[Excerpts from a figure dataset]
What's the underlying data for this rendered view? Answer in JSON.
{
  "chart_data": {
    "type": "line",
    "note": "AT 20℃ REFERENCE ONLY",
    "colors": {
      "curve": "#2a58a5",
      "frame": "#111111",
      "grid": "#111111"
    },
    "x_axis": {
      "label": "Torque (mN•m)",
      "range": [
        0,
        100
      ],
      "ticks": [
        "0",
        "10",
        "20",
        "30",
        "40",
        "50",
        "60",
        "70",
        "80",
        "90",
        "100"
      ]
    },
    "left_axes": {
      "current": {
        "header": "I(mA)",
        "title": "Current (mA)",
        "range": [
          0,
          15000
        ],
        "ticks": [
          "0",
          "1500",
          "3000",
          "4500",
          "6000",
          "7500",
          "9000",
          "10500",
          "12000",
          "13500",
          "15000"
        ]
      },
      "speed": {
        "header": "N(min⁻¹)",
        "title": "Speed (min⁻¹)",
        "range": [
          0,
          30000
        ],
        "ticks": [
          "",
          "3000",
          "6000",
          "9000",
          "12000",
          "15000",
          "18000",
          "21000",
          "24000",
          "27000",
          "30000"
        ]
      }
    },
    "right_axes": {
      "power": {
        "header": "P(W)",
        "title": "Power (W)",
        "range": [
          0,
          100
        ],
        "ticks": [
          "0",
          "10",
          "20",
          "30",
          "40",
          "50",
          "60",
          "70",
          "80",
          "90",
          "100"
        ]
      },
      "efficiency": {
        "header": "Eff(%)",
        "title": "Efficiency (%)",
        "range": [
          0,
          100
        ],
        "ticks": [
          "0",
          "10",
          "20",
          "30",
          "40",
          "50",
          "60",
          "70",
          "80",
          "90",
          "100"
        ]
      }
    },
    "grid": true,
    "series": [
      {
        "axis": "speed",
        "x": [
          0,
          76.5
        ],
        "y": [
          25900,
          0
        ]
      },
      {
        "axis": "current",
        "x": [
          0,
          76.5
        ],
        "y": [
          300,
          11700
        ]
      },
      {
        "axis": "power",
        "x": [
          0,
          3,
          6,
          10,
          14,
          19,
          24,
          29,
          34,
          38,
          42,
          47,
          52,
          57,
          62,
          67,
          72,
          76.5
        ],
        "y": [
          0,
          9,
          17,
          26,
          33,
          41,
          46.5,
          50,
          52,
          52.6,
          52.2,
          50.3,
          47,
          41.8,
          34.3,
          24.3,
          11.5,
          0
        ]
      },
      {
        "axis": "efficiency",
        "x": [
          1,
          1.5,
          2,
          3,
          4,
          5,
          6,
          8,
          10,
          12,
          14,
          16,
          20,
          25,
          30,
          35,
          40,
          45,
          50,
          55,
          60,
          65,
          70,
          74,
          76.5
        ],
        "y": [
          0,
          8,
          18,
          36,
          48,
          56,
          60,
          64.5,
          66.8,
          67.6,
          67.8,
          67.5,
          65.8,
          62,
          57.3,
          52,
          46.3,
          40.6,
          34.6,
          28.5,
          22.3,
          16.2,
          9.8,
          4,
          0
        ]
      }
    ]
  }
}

*What is required:* Repeat all entries. Match them exactly.

*Complete answer:*
What's the underlying data for this rendered view? Answer in JSON.
{
  "chart_data": {
    "type": "line",
    "note": "AT 20℃ REFERENCE ONLY",
    "colors": {
      "curve": "#2a58a5",
      "frame": "#111111",
      "grid": "#111111"
    },
    "x_axis": {
      "label": "Torque (mN•m)",
      "range": [
        0,
        100
      ],
      "ticks": [
        "0",
        "10",
        "20",
        "30",
        "40",
        "50",
        "60",
        "70",
        "80",
        "90",
        "100"
      ]
    },
    "left_axes": {
      "current": {
        "header": "I(mA)",
        "title": "Current (mA)",
        "range": [
          0,
          15000
        ],
        "ticks": [
          "0",
          "1500",
          "3000",
          "4500",
          "6000",
          "7500",
          "9000",
          "10500",
          "12000",
          "13500",
          "15000"
        ]
      },
      "speed": {
        "header": "N(min⁻¹)",
        "title": "Speed (min⁻¹)",
        "range": [
          0,
          30000
        ],
        "ticks": [
          "",
          "3000",
          "6000",
          "9000",
          "12000",
          "15000",
          "18000",
          "21000",
          "24000",
          "27000",
          "30000"
        ]
      }
    },
    "right_axes": {
      "power": {
        "header": "P(W)",
        "title": "Power (W)",
        "range": [
          0,
          100
        ],
        "ticks": [
          "0",
          "10",
          "20",
          "30",
          "40",
          "50",
          "60",
          "70",
          "80",
          "90",
          "100"
        ]
      },
      "efficiency": {
        "header": "Eff(%)",
        "title": "Efficiency (%)",
        "range": [
          0,
          100
        ],
        "ticks": [
          "0",
          "10",
          "20",
          "30",
          "40",
          "50",
          "60",
          "70",
          "80",
          "90",
          "100"
        ]
      }
    },
    "grid": true,
    "series": [
      {
        "axis": "speed",
        "x": [
          0,
          76.5
        ],
        "y": [
          25900,
          0
        ]
      },
      {
        "axis": "current",
        "x": [
          0,
          76.5
        ],
        "y": [
          300,
          11700
        ]
      },
      {
        "axis": "power",
        "x": [
          0,
          3,
          6,
          10,
          14,
          19,
          24,
          29,
          34,
          38,
          42,
          47,
          52,
          57,
          62,
          67,
          72,
          76.5
        ],
        "y": [
          0,
          9,
          17,
          26,
          33,
          41,
          46.5,
          50,
          52,
          52.6,
          52.2,
          50.3,
          47,
          41.8,
          34.3,
          24.3,
          11.5,
          0
        ]
      },
      {
        "axis": "efficiency",
        "x": [
          1,
          1.5,
          2,
          3,
          4,
          5,
          6,
          8,
          10,
          12,
          14,
          16,
          20,
          25,
          30,
          35,
          40,
          45,
          50,
          55,
          60,
          65,
          70,
          74,
          76.5
        ],
        "y": [
          0,
          8,
          18,
          36,
          48,
          56,
          60,
          64.5,
          66.8,
          67.6,
          67.8,
          67.5,
          65.8,
          62,
          57.3,
          52,
          46.3,
          40.6,
          34.6,
          28.5,
          22.3,
          16.2,
          9.8,
          4,
          0
        ]
      }
    ]
  }
}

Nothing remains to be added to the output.